> _Objective_
Find the string "variety" in the records. Copy every line it appears in.

> _Information provided_
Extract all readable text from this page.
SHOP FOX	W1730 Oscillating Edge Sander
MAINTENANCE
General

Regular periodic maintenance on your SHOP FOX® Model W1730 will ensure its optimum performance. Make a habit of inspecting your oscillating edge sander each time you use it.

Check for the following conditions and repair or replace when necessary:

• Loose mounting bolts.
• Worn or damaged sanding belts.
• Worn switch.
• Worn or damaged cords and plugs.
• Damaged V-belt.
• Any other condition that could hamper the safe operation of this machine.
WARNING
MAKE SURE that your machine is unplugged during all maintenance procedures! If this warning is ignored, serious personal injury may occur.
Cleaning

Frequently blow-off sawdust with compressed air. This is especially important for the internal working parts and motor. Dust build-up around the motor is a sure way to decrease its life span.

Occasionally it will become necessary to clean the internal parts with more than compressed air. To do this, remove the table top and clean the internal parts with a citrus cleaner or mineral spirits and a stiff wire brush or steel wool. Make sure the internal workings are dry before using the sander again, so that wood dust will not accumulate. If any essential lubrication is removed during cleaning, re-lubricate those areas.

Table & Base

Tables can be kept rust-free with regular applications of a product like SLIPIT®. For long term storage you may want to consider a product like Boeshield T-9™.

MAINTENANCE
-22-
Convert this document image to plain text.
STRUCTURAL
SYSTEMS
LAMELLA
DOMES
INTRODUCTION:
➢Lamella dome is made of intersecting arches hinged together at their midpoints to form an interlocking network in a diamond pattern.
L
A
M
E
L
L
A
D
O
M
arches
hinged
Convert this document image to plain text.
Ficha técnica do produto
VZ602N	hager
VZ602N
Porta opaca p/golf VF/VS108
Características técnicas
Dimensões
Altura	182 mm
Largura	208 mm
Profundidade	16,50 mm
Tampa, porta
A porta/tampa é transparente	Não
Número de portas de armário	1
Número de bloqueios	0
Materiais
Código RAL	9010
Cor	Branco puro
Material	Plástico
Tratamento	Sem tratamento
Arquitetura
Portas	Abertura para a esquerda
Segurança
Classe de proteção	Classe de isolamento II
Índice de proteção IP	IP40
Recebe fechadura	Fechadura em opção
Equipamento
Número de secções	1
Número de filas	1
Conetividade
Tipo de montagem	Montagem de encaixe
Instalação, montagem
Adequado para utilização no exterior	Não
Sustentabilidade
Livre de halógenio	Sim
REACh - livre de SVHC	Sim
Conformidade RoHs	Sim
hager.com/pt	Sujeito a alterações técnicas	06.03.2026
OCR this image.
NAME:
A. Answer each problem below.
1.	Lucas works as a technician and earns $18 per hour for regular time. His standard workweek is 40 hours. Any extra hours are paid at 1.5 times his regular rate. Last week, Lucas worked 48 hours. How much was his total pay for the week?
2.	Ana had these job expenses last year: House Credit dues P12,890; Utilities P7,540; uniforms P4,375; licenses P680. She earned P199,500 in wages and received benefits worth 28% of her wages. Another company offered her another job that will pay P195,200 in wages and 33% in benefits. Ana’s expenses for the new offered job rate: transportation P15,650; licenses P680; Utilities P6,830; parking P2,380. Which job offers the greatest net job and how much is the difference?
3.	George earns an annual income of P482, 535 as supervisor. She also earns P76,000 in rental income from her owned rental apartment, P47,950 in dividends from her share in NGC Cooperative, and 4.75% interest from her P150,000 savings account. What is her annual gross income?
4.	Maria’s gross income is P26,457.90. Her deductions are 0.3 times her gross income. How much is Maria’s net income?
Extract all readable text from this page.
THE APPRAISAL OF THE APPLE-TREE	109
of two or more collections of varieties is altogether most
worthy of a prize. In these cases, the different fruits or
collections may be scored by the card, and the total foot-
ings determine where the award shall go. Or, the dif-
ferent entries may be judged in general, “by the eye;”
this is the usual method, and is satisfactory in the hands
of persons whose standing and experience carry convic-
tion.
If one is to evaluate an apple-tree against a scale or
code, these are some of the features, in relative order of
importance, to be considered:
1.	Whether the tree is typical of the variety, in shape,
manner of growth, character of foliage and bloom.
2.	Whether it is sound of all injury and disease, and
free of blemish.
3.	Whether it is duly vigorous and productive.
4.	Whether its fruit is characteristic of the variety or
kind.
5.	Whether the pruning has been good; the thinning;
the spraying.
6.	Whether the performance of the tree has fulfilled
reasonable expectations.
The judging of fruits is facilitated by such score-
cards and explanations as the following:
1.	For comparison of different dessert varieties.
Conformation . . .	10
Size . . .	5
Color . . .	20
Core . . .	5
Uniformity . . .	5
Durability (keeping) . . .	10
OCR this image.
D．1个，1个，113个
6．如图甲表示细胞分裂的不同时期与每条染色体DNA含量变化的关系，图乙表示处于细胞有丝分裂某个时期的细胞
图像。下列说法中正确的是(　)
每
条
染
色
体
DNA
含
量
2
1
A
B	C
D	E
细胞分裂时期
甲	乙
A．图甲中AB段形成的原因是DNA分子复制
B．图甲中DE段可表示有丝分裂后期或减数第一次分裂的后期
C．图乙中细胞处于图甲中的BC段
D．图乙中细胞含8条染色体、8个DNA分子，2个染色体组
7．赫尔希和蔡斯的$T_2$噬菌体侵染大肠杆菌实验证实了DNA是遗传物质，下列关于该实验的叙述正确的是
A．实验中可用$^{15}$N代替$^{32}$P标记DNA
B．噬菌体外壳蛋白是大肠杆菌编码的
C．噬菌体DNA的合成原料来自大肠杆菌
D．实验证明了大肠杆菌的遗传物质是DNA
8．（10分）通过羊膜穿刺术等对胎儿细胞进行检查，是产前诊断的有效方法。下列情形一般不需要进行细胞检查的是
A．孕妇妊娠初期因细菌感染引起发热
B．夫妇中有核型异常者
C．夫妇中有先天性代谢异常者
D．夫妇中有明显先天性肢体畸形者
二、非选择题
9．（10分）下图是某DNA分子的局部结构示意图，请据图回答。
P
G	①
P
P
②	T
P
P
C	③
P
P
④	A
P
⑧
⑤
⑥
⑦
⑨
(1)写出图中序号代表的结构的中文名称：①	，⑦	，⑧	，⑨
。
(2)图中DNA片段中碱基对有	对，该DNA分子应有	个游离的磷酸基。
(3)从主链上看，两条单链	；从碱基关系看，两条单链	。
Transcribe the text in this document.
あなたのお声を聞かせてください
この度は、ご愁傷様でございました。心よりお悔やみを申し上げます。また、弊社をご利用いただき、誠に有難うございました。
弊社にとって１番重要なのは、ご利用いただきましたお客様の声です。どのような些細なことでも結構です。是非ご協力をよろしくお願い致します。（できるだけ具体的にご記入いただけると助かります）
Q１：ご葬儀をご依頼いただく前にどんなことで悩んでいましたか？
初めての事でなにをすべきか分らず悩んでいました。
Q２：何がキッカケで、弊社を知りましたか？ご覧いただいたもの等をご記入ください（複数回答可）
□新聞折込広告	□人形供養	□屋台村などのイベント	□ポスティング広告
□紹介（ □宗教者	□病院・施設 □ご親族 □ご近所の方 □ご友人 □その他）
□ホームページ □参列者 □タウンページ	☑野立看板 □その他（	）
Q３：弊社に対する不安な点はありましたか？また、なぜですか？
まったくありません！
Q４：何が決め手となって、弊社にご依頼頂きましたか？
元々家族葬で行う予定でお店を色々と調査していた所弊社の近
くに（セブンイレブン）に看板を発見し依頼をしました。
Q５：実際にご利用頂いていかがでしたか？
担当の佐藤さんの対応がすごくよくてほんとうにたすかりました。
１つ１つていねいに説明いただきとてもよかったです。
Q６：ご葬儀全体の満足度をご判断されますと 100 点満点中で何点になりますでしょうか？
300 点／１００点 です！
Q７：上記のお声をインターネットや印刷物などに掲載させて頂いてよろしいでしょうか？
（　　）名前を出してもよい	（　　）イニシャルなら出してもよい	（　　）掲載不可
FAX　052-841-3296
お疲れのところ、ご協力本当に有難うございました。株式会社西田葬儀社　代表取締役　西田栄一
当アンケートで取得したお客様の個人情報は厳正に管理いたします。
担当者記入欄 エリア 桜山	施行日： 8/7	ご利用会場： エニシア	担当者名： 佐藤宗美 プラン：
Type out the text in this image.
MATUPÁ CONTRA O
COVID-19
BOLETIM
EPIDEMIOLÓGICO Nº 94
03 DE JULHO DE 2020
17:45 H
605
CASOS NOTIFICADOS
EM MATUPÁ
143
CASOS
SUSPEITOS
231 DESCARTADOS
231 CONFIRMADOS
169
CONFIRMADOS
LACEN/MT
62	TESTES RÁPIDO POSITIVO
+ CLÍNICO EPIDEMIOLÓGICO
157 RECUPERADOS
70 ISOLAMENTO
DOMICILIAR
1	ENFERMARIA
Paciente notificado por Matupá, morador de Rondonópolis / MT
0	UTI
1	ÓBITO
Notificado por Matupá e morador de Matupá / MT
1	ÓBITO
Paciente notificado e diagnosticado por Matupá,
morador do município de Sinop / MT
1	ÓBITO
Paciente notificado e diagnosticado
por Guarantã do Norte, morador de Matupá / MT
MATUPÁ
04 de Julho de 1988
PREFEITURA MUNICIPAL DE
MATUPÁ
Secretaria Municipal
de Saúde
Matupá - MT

> _Solution_
1.	Whether the tree is typical of the variety, in shape,
4.	Whether its fruit is characteristic of the variety or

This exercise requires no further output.